● DATA LISTING
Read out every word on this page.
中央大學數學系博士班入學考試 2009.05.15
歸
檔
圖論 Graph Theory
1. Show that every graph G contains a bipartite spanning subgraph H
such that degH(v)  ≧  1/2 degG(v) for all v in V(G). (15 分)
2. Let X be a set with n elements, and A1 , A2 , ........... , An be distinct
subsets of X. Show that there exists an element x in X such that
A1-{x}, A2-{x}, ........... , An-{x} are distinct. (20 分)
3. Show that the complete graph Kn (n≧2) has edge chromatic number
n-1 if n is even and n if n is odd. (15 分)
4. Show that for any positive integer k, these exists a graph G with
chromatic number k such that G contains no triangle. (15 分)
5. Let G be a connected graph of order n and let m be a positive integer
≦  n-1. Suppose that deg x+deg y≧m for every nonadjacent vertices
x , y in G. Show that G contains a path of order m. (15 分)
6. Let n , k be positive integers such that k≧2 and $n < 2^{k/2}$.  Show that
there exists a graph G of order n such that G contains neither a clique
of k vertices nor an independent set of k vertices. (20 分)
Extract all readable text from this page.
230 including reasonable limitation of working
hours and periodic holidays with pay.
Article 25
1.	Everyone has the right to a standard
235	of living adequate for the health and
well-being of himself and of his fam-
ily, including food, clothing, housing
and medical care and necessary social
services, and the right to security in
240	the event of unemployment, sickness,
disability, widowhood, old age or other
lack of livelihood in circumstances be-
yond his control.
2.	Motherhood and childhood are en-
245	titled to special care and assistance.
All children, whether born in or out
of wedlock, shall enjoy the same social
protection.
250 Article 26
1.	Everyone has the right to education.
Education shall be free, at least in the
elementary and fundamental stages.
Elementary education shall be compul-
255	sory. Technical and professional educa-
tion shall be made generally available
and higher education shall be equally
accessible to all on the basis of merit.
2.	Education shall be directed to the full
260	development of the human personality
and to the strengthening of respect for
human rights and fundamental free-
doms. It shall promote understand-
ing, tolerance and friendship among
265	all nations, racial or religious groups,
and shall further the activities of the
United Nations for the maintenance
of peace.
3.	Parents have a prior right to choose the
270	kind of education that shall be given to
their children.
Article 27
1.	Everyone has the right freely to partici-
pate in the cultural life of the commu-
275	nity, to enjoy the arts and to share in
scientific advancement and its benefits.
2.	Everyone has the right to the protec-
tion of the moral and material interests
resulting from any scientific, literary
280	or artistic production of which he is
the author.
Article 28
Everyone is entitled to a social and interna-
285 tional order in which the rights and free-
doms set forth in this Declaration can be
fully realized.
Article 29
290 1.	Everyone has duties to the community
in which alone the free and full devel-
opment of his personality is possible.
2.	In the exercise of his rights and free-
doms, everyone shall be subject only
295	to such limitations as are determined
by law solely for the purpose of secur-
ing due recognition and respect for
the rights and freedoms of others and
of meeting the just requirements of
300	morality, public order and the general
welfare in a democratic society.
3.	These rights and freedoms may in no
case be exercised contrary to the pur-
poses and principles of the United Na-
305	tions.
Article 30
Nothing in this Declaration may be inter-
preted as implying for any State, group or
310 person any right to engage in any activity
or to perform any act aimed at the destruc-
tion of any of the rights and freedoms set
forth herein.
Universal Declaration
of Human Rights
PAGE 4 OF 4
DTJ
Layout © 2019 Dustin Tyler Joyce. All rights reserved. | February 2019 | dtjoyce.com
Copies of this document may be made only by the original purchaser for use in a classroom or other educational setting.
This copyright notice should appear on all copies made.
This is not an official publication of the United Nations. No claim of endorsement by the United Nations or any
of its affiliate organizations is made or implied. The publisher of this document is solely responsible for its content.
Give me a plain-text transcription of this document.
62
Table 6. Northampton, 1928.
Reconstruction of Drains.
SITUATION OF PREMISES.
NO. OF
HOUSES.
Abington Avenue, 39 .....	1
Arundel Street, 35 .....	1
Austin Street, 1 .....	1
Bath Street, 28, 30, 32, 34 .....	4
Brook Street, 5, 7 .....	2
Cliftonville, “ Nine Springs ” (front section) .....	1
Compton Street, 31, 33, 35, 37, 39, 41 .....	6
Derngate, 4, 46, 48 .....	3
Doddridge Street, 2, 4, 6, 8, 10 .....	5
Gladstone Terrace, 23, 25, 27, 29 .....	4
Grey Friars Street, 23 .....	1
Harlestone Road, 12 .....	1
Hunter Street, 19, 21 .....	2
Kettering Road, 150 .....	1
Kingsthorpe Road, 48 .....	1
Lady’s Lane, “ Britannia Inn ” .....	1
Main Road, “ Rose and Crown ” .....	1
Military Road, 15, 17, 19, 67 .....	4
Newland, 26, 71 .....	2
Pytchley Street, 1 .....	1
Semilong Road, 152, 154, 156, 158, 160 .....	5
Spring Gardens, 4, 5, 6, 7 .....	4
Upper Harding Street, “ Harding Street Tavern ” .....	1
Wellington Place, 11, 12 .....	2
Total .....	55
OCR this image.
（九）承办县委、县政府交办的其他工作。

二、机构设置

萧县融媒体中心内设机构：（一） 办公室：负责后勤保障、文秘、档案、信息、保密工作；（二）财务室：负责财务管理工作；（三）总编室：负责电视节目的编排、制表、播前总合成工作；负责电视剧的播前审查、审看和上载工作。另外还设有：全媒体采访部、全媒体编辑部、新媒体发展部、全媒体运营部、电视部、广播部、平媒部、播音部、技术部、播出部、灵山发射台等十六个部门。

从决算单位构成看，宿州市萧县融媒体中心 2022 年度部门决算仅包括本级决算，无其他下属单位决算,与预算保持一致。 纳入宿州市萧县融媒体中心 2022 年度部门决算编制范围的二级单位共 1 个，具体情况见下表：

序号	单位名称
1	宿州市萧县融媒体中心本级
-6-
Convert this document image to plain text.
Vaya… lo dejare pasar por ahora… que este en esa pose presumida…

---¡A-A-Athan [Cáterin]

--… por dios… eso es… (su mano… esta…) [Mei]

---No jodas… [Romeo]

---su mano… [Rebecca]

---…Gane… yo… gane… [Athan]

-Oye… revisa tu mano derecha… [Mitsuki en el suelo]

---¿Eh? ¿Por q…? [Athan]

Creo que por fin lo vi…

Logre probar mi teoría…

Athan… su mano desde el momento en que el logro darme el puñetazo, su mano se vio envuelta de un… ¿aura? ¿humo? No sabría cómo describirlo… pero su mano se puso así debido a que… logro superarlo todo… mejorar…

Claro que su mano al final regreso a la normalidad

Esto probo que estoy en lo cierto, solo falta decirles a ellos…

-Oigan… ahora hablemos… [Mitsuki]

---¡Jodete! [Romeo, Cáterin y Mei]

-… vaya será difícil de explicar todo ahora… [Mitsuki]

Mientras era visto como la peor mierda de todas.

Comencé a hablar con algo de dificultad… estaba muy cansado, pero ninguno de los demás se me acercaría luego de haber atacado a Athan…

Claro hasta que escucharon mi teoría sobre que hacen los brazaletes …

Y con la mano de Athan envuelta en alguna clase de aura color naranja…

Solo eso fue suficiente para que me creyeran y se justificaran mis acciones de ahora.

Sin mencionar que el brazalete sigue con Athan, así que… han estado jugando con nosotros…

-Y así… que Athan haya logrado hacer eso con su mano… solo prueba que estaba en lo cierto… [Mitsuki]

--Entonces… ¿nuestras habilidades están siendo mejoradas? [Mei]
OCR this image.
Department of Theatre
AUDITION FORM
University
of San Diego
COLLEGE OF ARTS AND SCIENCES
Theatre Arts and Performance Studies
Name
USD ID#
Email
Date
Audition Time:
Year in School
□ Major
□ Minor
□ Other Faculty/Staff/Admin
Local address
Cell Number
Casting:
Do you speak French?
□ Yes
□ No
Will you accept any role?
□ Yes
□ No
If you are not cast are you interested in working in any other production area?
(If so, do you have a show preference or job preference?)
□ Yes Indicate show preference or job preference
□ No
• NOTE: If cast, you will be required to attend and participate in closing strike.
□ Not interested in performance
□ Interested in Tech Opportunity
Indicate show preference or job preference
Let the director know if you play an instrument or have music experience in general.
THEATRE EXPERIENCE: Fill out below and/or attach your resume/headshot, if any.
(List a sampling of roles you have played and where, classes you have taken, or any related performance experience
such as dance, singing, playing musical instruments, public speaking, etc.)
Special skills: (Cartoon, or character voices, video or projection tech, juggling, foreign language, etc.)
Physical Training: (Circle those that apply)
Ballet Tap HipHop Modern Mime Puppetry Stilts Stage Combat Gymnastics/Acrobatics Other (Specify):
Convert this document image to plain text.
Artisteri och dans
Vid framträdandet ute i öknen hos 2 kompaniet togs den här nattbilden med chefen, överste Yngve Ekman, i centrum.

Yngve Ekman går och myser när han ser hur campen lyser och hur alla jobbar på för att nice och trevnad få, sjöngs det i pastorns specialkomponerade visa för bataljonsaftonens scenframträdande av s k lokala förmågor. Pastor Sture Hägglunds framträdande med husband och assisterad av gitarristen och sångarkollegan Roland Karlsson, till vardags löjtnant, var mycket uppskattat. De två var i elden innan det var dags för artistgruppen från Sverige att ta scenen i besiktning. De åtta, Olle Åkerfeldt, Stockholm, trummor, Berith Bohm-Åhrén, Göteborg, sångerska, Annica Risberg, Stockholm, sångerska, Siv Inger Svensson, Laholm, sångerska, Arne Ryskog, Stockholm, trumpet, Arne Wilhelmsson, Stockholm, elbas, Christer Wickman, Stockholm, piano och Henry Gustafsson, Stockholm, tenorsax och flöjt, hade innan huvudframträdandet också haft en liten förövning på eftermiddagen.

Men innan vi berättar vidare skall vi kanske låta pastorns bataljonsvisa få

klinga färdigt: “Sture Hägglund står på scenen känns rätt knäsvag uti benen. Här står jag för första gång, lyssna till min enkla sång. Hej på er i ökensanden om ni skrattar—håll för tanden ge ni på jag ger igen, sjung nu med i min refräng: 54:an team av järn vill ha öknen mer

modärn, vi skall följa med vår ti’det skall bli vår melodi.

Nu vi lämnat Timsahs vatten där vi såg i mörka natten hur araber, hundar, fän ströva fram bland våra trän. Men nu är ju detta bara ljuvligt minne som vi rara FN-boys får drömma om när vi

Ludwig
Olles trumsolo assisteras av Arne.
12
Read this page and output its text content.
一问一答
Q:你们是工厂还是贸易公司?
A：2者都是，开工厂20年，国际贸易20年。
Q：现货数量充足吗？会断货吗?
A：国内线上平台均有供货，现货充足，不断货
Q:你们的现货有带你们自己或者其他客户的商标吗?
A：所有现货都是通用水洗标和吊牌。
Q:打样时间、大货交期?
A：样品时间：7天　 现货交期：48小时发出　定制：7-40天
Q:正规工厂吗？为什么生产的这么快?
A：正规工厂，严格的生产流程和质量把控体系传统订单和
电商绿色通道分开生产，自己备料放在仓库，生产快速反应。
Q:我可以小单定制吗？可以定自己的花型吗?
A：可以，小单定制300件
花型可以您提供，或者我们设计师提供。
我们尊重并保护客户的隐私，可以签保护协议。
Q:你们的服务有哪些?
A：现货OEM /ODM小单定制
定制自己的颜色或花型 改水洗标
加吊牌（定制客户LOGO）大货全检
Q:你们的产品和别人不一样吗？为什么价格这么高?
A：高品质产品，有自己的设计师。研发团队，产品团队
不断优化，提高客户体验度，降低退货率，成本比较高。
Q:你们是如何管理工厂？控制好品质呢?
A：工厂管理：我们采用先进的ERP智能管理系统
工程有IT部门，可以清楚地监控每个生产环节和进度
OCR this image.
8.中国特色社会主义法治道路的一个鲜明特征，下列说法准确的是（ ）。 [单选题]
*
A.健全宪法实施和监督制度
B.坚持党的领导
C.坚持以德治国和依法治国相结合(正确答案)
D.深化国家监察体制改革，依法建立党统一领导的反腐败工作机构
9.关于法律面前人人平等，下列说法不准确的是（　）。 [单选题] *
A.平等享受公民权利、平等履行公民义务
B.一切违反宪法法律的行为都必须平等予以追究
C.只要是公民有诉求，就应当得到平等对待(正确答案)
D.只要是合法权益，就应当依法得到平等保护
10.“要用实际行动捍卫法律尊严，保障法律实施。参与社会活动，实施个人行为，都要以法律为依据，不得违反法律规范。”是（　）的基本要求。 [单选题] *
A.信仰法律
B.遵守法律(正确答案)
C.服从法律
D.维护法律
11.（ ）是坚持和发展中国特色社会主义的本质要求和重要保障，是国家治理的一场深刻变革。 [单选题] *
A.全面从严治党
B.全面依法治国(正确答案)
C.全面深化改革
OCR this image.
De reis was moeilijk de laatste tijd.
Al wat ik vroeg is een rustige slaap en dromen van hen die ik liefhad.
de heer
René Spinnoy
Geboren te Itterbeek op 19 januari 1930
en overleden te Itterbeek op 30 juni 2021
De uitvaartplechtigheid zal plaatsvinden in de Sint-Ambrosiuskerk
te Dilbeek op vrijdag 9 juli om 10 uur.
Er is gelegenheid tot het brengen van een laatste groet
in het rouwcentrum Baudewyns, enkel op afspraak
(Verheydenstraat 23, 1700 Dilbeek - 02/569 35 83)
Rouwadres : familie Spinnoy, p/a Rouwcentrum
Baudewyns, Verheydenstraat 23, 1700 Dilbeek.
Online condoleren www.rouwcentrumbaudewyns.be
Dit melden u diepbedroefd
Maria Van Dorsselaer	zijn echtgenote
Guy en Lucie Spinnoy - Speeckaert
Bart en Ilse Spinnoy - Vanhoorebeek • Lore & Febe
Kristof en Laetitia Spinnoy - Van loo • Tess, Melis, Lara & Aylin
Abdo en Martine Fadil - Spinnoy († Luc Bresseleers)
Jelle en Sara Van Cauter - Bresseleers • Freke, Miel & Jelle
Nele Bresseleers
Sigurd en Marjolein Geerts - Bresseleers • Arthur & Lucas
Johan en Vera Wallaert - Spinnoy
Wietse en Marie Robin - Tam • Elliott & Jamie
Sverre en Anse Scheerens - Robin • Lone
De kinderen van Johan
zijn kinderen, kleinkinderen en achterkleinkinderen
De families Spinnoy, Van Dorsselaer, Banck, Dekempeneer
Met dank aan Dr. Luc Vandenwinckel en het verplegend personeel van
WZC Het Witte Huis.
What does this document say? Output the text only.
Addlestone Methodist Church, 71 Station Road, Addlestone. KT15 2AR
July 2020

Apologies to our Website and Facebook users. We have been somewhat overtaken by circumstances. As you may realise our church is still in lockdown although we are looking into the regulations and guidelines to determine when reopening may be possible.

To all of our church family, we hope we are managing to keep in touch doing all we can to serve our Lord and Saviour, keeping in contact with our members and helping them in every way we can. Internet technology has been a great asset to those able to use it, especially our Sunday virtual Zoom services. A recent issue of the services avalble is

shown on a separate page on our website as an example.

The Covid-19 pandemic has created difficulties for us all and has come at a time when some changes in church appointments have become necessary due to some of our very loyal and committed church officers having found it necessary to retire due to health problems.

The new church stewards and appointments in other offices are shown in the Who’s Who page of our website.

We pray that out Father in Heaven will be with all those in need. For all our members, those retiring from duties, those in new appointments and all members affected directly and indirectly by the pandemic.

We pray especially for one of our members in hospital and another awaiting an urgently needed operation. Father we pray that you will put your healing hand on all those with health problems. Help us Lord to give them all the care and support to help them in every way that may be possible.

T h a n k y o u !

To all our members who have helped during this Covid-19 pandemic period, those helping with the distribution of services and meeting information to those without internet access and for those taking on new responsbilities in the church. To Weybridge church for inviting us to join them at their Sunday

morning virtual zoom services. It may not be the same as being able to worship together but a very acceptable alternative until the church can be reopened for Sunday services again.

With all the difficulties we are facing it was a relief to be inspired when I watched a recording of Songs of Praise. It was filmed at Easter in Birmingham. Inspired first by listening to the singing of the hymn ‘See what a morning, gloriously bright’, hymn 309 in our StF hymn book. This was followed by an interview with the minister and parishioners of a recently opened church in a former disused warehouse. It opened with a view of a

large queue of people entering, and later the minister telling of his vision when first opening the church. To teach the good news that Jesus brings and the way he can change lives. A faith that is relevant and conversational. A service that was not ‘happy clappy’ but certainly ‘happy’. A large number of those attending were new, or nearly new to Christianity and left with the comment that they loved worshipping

● YOUR TASK
Identify each line in the records above containing the word "skall"; copy those lines.

● RESULT
Men innan vi berättar vidare skall vi kanske låta pastorns bataljonsvisa få
modärn, vi skall följa med vår ti’det skall bli vår melodi.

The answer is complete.